_Extract to read_.
#####

CEAL Manual and User Guide (DRAFT)

Abstract

CEAL is a C-based language for self-adjusting computation. CEAL extends C with a small set of primitives that allow programmers to write self-adjusting computations in a manner similar to conventional C programming and embed these computations into larger C programs.

The current implementation of CEAL consists of a compiler, cealc, as well as a suite of CEAL benchmarks that we use for performance evaluation. This manual briefly describes how to download and build the cealc compiler. We also briefly describe how to use the CEAL language itself using examples from our benchmark suite.

Your questions and comments are appreciated and should be directed to hammer@mpi-sws.org.

Building from Source

Our build system is still a work in progress, but you should be able to compile and use the system in a local directory on your machine (there is no mechanism yet to install the tools permanently). The build process has the following requirements:

Once you've got the prerequisites installed, download the source distribution:

http://mpi-sws.org/~hammer/pldi09/ceal-0.1.1.tar.gz

Extract the source distribution to a local directory and change to this directory.

To start building the system, begin by building CIL as follows:

  cd cil
  ./configure
  make
  cd ..

Next, build the CEAL runtime library and the benchmark suite as follows:

  make     

Now the bin directory should contain:

Optionally, you can also re-generate this manual (if you have doxygen installed on your machine), as follows:

  cd doc
  doxygen
  cd ..    

Then doc/html/ will contain this manual in HTML format.

The CEAL compiler

cealc is a perl-script wrapper for cilly, and cilly is itself a perl-script wrapper for CIL and gcc. Check out http://cil.sourceforge.net/ for information about both CIL and cilly. The purpose of this script is to invoke cilly with the right options to translate CEAL source code into C target code (and by default) compile it to a native binary via gcc. Its use is analogous to cilly, whose use is itself analogous to gcc: supply one or more source files as arguments and it will compile a binary a.out.

Many gcc options work here too. The -o option can be used to redirect the output. The -c option can be used to create an object file only. As a general rule, any flag accepted by either gcc or cilly can be passed to this process and it will pass it along down the line as necessary. This fact is largely the result of the fact that cilly accepts options recognized by gcc and "does the right thing with them".

#####

Records
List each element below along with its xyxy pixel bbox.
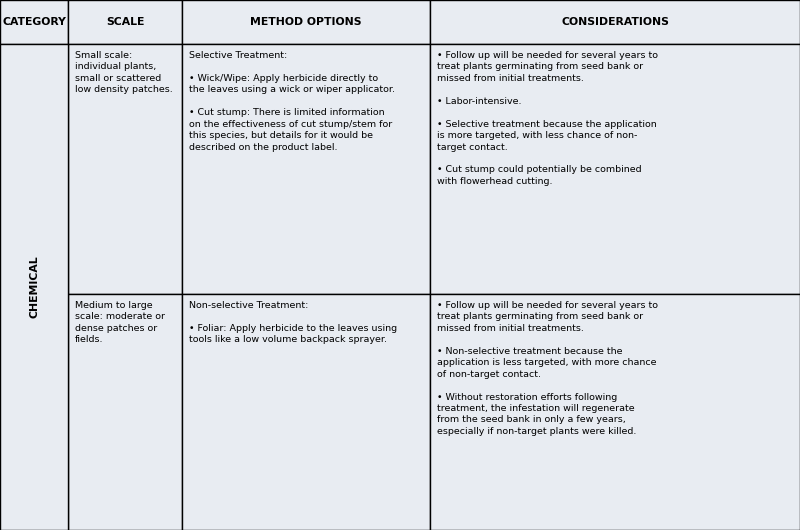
Bar bbox=[68, 294, 182, 530]
Bar bbox=[0, 0, 68, 44]
Text: • Follow up will be needed for several years to
treat plants germinating from se: • Follow up will be needed for several y… bbox=[437, 301, 658, 436]
Bar bbox=[0, 44, 68, 530]
Text: CHEMICAL: CHEMICAL bbox=[29, 255, 39, 319]
Text: • Follow up will be needed for several years to
treat plants germinating from se: • Follow up will be needed for several y… bbox=[437, 51, 658, 186]
Text: CATEGORY: CATEGORY bbox=[2, 17, 66, 27]
Bar bbox=[430, 44, 800, 294]
Text: CONSIDERATIONS: CONSIDERATIONS bbox=[561, 17, 669, 27]
Text: Selective Treatment:

• Wick/Wipe: Apply herbicide directly to
the leaves using : Selective Treatment: • Wick/Wipe: Apply … bbox=[189, 51, 395, 152]
Text: METHOD OPTIONS: METHOD OPTIONS bbox=[250, 17, 362, 27]
Bar bbox=[68, 0, 182, 44]
Text: Small scale:
individual plants,
small or scattered
low density patches.: Small scale: individual plants, small or… bbox=[75, 51, 173, 94]
Text: Medium to large
scale: moderate or
dense patches or
fields.: Medium to large scale: moderate or dense… bbox=[75, 301, 165, 344]
Bar bbox=[182, 0, 430, 44]
Text: SCALE: SCALE bbox=[106, 17, 144, 27]
Bar bbox=[68, 44, 182, 294]
Bar bbox=[430, 294, 800, 530]
Bar bbox=[430, 0, 800, 44]
Bar bbox=[182, 44, 430, 294]
Text: Non-selective Treatment:

• Foliar: Apply herbicide to the leaves using
tools li: Non-selective Treatment: • Foliar: Apply… bbox=[189, 301, 397, 344]
Bar bbox=[182, 294, 430, 530]
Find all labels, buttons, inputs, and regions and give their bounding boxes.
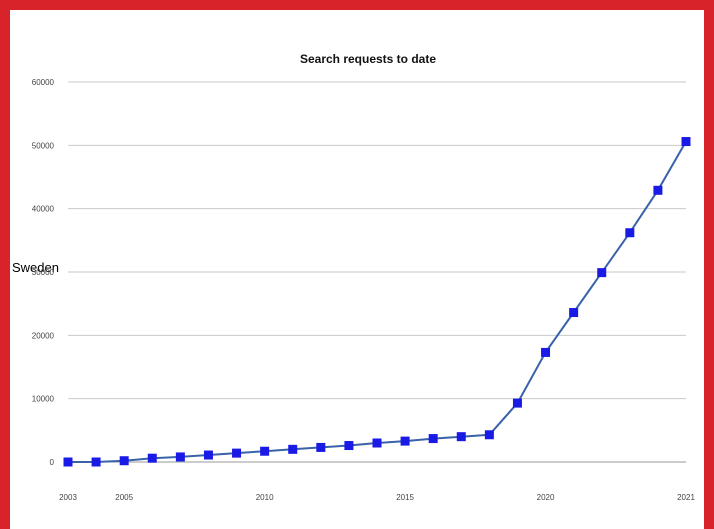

#####

_Direction 1_. List, in order, the shell commands the CEAL manual gives for building CIL.
_Direction 2_. From the CEAL manual, extract everything from "Once you've got" down to "to this directory.".
_Direction 3_. Extend the CEAL manual by writing what comes after its final sentence.

_Answer 1_.
cd cil
./configure
make
cd ..

_Answer 2_.
Once you've got the prerequisites installed, download the source distribution:

http://mpi-sws.org/~hammer/pldi09/ceal-0.1.1.tar.gz

Extract the source distribution to a local directory and change to this directory.

_Answer 3_.
Special Options:

Preliminaries and Terminology

In this section we review the key notions involved in self-adjusting computation. Conceptually, a self-adjusting computation is made up of two stratified levels called meta and core, respectively. The core-level portion of the program (hereafter, the core-program) consists of the code that we expect to respond automatically to changes in its data (e.g., its input). The meta-level portion of the program (hereafter, the meta-program) is able to run one (or more) core programs, change their inputs, and automatically update the core outputs via a general purpose change-propagation mechanism. Although using the terms "core-program" and "meta-program" gives the impression that these levels run as separate executables, in fact both portions of the code are compiled and run together as a single executable; we use the term "program" loosely here to refer to a portion of code with a well-defined entry-point (e.g., a function and all the functions it calls)---not a separate binary executable.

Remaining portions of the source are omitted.